**JOB:**
Return each line holding the string "cible".
===
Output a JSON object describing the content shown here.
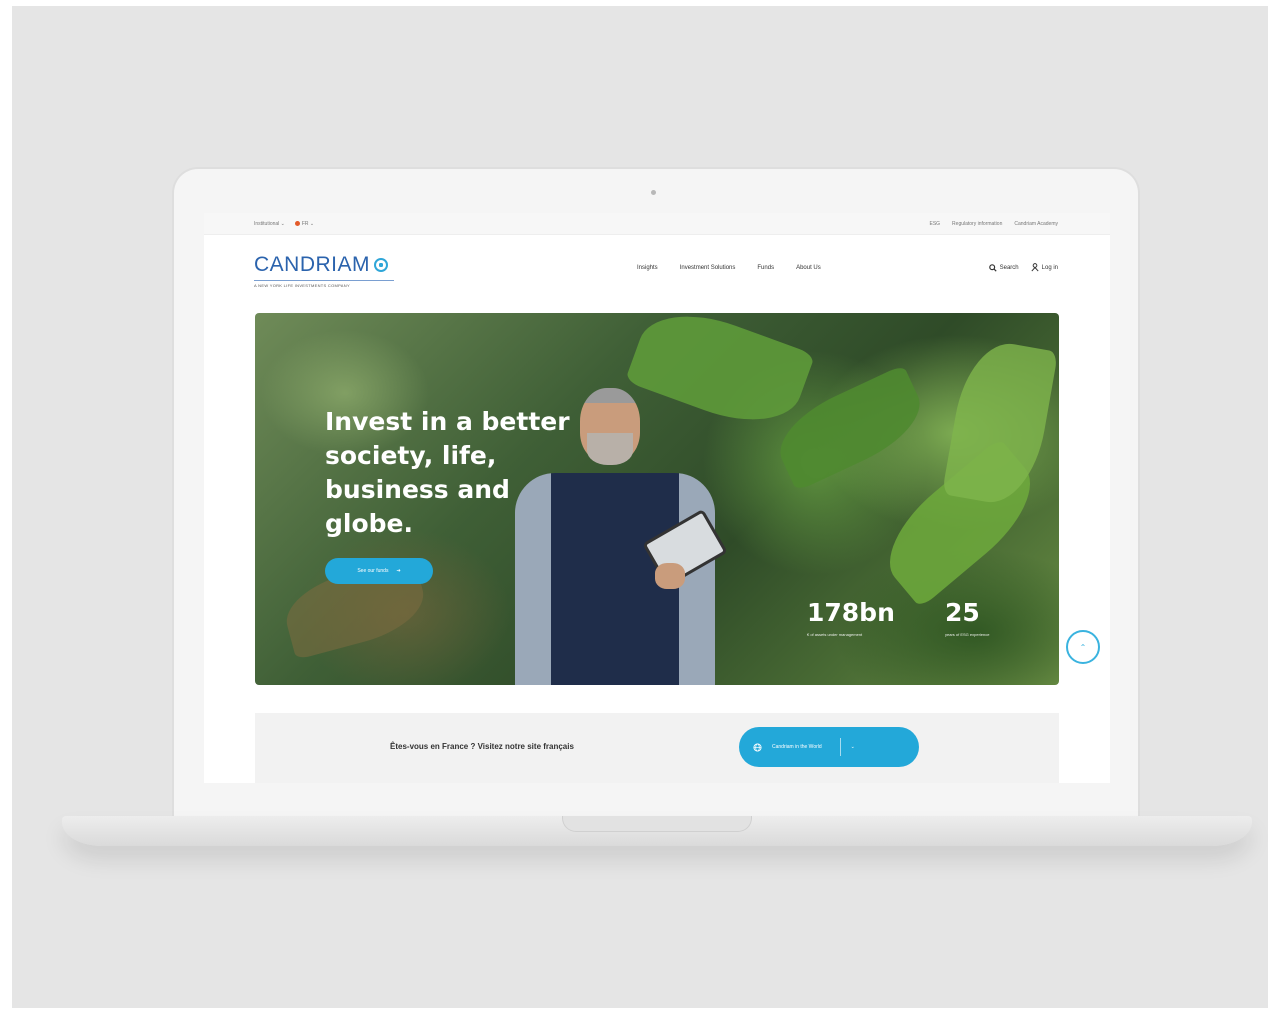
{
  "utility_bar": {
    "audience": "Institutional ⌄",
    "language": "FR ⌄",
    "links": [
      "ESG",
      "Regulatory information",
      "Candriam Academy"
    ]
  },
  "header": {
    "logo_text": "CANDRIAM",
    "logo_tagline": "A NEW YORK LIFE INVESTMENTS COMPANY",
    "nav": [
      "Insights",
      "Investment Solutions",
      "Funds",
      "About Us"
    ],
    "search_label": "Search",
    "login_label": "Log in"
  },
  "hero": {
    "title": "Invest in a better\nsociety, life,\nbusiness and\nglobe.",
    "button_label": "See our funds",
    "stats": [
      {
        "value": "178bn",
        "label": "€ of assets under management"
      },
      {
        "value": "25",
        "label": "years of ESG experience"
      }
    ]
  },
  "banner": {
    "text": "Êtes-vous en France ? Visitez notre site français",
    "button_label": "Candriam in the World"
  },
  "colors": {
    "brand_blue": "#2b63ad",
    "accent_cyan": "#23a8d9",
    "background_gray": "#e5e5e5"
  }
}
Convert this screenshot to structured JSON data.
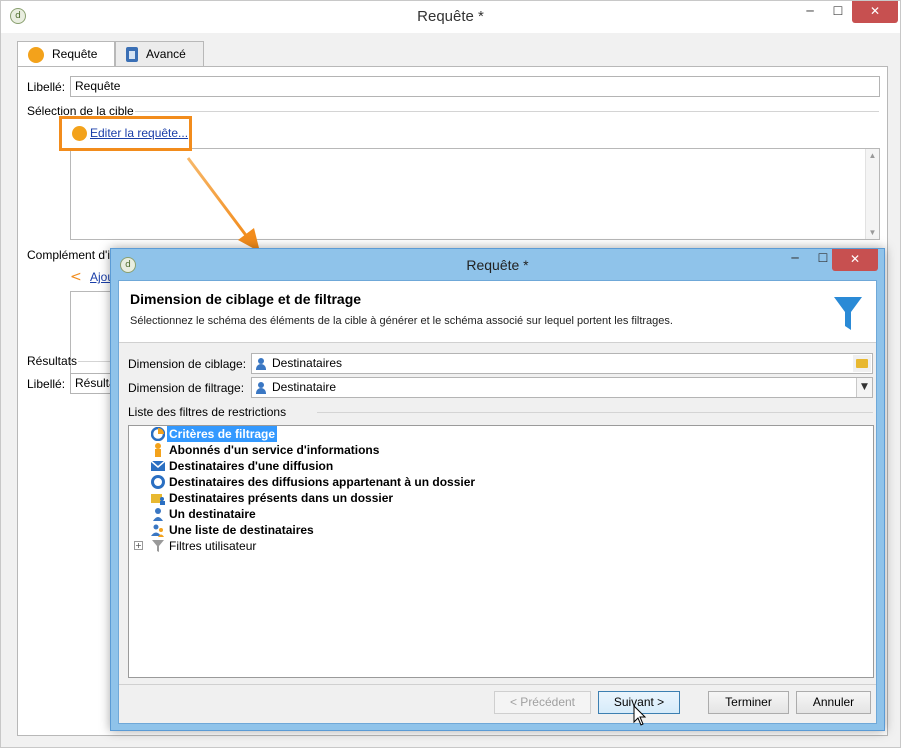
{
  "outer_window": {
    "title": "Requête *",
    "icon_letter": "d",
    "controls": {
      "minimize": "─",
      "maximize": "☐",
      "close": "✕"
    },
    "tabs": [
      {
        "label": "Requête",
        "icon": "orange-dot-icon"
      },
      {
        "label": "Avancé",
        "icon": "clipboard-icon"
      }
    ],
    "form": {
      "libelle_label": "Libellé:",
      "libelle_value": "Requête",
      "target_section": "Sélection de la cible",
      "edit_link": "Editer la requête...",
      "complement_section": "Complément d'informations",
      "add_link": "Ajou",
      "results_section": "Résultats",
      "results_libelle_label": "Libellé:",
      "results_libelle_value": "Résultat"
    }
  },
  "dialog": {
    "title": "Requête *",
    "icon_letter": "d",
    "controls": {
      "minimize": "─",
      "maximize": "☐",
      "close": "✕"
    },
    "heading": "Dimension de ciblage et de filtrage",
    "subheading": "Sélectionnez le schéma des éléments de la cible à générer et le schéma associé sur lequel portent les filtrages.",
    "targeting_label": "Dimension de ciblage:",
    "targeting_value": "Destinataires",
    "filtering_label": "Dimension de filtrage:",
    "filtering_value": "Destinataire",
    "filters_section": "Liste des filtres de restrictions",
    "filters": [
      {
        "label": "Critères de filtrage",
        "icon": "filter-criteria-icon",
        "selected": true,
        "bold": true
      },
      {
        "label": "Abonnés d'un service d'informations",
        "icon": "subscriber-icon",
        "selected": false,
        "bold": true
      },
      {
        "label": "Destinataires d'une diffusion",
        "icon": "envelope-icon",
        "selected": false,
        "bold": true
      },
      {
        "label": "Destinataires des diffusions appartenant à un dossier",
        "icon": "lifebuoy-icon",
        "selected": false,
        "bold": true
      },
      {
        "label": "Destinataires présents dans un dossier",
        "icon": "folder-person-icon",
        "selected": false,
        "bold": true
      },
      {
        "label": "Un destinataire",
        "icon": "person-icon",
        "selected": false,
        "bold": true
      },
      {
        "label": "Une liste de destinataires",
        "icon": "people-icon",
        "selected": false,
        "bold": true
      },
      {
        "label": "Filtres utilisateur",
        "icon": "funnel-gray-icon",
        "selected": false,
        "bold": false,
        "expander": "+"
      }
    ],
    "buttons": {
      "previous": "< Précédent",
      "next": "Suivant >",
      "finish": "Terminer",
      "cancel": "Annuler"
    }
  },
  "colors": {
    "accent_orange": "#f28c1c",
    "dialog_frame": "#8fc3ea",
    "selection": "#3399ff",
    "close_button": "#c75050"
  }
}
===
**REPLY:**
      "target_section": "Sélection de la cible",
    "subheading": "Sélectionnez le schéma des éléments de la cible à générer et le schéma associé sur lequel portent les filtrages.",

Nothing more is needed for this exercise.